"""
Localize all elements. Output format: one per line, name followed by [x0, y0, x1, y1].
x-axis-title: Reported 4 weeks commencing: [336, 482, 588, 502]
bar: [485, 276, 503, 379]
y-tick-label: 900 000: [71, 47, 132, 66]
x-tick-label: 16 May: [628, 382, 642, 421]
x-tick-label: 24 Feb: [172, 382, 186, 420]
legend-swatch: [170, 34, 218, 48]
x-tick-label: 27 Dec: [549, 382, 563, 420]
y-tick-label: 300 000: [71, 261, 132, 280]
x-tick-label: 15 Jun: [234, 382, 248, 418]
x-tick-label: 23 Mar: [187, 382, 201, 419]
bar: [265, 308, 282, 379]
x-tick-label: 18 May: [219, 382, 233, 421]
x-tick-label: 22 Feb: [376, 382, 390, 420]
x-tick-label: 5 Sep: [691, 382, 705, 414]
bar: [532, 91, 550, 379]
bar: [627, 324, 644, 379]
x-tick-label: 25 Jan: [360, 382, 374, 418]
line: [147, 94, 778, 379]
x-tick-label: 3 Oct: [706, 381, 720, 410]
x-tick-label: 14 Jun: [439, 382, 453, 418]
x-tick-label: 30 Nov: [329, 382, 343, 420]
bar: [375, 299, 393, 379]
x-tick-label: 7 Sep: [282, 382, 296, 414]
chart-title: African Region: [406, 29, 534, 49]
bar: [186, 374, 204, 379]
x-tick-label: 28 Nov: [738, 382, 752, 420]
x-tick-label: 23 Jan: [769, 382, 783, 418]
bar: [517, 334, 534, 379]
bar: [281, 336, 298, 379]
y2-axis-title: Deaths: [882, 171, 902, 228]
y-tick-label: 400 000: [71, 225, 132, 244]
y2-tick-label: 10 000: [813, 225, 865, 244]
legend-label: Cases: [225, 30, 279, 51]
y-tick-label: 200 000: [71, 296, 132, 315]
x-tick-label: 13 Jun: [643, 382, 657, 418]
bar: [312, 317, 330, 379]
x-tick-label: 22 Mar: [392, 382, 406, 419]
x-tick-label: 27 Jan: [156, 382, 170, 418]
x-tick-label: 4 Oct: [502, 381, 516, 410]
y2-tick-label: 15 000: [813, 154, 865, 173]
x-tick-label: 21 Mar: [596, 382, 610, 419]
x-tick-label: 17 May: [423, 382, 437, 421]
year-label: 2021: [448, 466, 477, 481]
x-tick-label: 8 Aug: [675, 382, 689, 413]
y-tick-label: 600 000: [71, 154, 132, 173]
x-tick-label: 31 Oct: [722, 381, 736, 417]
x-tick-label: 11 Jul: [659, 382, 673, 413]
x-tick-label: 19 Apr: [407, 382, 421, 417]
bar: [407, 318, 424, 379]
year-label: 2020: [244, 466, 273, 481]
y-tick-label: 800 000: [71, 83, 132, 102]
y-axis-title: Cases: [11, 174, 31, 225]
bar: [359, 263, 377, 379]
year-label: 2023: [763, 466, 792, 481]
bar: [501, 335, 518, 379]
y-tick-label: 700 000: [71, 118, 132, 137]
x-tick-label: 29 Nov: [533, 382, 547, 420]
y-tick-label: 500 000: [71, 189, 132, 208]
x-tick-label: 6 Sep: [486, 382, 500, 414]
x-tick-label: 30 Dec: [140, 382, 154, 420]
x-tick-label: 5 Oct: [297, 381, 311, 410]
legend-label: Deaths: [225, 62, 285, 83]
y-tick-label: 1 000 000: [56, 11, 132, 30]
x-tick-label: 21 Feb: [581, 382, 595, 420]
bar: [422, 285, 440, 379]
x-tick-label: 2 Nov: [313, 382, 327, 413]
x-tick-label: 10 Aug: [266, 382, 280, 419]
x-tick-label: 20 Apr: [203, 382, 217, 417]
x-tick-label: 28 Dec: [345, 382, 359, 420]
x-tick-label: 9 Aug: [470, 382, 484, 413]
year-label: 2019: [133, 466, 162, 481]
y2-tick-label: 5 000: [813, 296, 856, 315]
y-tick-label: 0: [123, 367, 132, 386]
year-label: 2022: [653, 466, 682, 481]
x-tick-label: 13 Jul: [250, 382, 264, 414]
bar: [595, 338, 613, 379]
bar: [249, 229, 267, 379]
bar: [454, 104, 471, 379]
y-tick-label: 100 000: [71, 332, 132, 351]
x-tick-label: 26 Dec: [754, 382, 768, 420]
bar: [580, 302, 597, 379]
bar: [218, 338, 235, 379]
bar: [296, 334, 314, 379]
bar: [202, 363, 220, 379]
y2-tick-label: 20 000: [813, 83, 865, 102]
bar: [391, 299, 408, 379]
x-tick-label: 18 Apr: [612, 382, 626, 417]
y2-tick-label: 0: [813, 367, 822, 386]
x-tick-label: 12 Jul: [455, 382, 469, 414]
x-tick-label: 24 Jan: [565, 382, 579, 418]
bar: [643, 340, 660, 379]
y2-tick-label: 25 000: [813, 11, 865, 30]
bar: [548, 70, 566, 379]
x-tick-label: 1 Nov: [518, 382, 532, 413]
"""
Required work: Reproduce the rows above verbatim.

Exercise solution:
Localize all elements. Output format: one per line, name followed by [x0, y0, x1, y1].
x-axis-title: Reported 4 weeks commencing: [336, 482, 588, 502]
bar: [485, 276, 503, 379]
y-tick-label: 900 000: [71, 47, 132, 66]
x-tick-label: 16 May: [628, 382, 642, 421]
x-tick-label: 24 Feb: [172, 382, 186, 420]
legend-swatch: [170, 34, 218, 48]
x-tick-label: 27 Dec: [549, 382, 563, 420]
y-tick-label: 300 000: [71, 261, 132, 280]
x-tick-label: 15 Jun: [234, 382, 248, 418]
x-tick-label: 23 Mar: [187, 382, 201, 419]
bar: [265, 308, 282, 379]
x-tick-label: 18 May: [219, 382, 233, 421]
x-tick-label: 22 Feb: [376, 382, 390, 420]
x-tick-label: 5 Sep: [691, 382, 705, 414]
bar: [532, 91, 550, 379]
bar: [627, 324, 644, 379]
x-tick-label: 25 Jan: [360, 382, 374, 418]
line: [147, 94, 778, 379]
x-tick-label: 3 Oct: [706, 381, 720, 410]
x-tick-label: 14 Jun: [439, 382, 453, 418]
x-tick-label: 30 Nov: [329, 382, 343, 420]
bar: [375, 299, 393, 379]
x-tick-label: 7 Sep: [282, 382, 296, 414]
chart-title: African Region: [406, 29, 534, 49]
bar: [186, 374, 204, 379]
x-tick-label: 28 Nov: [738, 382, 752, 420]
x-tick-label: 23 Jan: [769, 382, 783, 418]
bar: [517, 334, 534, 379]
bar: [281, 336, 298, 379]
y2-axis-title: Deaths: [882, 171, 902, 228]
y-tick-label: 400 000: [71, 225, 132, 244]
y2-tick-label: 10 000: [813, 225, 865, 244]
legend-label: Cases: [225, 30, 279, 51]
y-tick-label: 200 000: [71, 296, 132, 315]
x-tick-label: 13 Jun: [643, 382, 657, 418]
bar: [312, 317, 330, 379]
x-tick-label: 22 Mar: [392, 382, 406, 419]
x-tick-label: 27 Jan: [156, 382, 170, 418]
x-tick-label: 4 Oct: [502, 381, 516, 410]
y2-tick-label: 15 000: [813, 154, 865, 173]
x-tick-label: 21 Mar: [596, 382, 610, 419]
x-tick-label: 17 May: [423, 382, 437, 421]
year-label: 2021: [448, 466, 477, 481]
x-tick-label: 8 Aug: [675, 382, 689, 413]
y-tick-label: 600 000: [71, 154, 132, 173]
x-tick-label: 31 Oct: [722, 381, 736, 417]
x-tick-label: 11 Jul: [659, 382, 673, 413]
x-tick-label: 19 Apr: [407, 382, 421, 417]
bar: [407, 318, 424, 379]
year-label: 2020: [244, 466, 273, 481]
y-tick-label: 800 000: [71, 83, 132, 102]
y-axis-title: Cases: [11, 174, 31, 225]
bar: [359, 263, 377, 379]
year-label: 2023: [763, 466, 792, 481]
bar: [501, 335, 518, 379]
y-tick-label: 700 000: [71, 118, 132, 137]
x-tick-label: 29 Nov: [533, 382, 547, 420]
y-tick-label: 500 000: [71, 189, 132, 208]
x-tick-label: 6 Sep: [486, 382, 500, 414]
x-tick-label: 30 Dec: [140, 382, 154, 420]
x-tick-label: 5 Oct: [297, 381, 311, 410]
legend-label: Deaths: [225, 62, 285, 83]
y-tick-label: 1 000 000: [56, 11, 132, 30]
x-tick-label: 21 Feb: [581, 382, 595, 420]
bar: [422, 285, 440, 379]
x-tick-label: 2 Nov: [313, 382, 327, 413]
x-tick-label: 10 Aug: [266, 382, 280, 419]
x-tick-label: 20 Apr: [203, 382, 217, 417]
x-tick-label: 28 Dec: [345, 382, 359, 420]
x-tick-label: 9 Aug: [470, 382, 484, 413]
year-label: 2019: [133, 466, 162, 481]
y2-tick-label: 5 000: [813, 296, 856, 315]
y-tick-label: 0: [123, 367, 132, 386]
year-label: 2022: [653, 466, 682, 481]
x-tick-label: 13 Jul: [250, 382, 264, 414]
bar: [595, 338, 613, 379]
bar: [249, 229, 267, 379]
bar: [454, 104, 471, 379]
y-tick-label: 100 000: [71, 332, 132, 351]
x-tick-label: 26 Dec: [754, 382, 768, 420]
bar: [580, 302, 597, 379]
bar: [218, 338, 235, 379]
bar: [296, 334, 314, 379]
bar: [202, 363, 220, 379]
y2-tick-label: 20 000: [813, 83, 865, 102]
bar: [391, 299, 408, 379]
x-tick-label: 18 Apr: [612, 382, 626, 417]
y2-tick-label: 0: [813, 367, 822, 386]
x-tick-label: 12 Jul: [455, 382, 469, 414]
x-tick-label: 24 Jan: [565, 382, 579, 418]
bar: [643, 340, 660, 379]
y2-tick-label: 25 000: [813, 11, 865, 30]
bar: [548, 70, 566, 379]
x-tick-label: 1 Nov: [518, 382, 532, 413]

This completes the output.